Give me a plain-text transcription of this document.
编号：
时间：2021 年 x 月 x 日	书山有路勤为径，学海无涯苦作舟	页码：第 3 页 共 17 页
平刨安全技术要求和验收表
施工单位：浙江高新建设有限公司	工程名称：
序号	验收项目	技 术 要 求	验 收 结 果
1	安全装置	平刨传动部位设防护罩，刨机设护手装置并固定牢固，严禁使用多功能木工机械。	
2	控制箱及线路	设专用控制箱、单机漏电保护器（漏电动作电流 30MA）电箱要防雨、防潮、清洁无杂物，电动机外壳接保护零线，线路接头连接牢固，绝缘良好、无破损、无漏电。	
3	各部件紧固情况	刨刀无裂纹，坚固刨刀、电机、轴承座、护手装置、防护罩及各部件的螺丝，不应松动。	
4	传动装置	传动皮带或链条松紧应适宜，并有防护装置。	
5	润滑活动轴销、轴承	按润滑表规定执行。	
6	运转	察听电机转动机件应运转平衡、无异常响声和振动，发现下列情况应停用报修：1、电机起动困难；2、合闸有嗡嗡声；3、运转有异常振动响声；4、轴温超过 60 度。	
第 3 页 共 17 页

---------------

§ SET PROBLEM: Copy out each line above, character for character.

§ WRITTEN SOLUTION:
Give me a plain-text transcription of this document.
编号：
时间：2021 年 x 月 x 日	书山有路勤为径，学海无涯苦作舟	页码：第 3 页 共 17 页
平刨安全技术要求和验收表
施工单位：浙江高新建设有限公司	工程名称：
序号	验收项目	技 术 要 求	验 收 结 果
1	安全装置	平刨传动部位设防护罩，刨机设护手装置并固定牢固，严禁使用多功能木工机械。	
2	控制箱及线路	设专用控制箱、单机漏电保护器（漏电动作电流 30MA）电箱要防雨、防潮、清洁无杂物，电动机外壳接保护零线，线路接头连接牢固，绝缘良好、无破损、无漏电。	
3	各部件紧固情况	刨刀无裂纹，坚固刨刀、电机、轴承座、护手装置、防护罩及各部件的螺丝，不应松动。	
4	传动装置	传动皮带或链条松紧应适宜，并有防护装置。	
5	润滑活动轴销、轴承	按润滑表规定执行。	
6	运转	察听电机转动机件应运转平衡、无异常响声和振动，发现下列情况应停用报修：1、电机起动困难；2、合闸有嗡嗡声；3、运转有异常振动响声；4、轴温超过 60 度。	
第 3 页 共 17 页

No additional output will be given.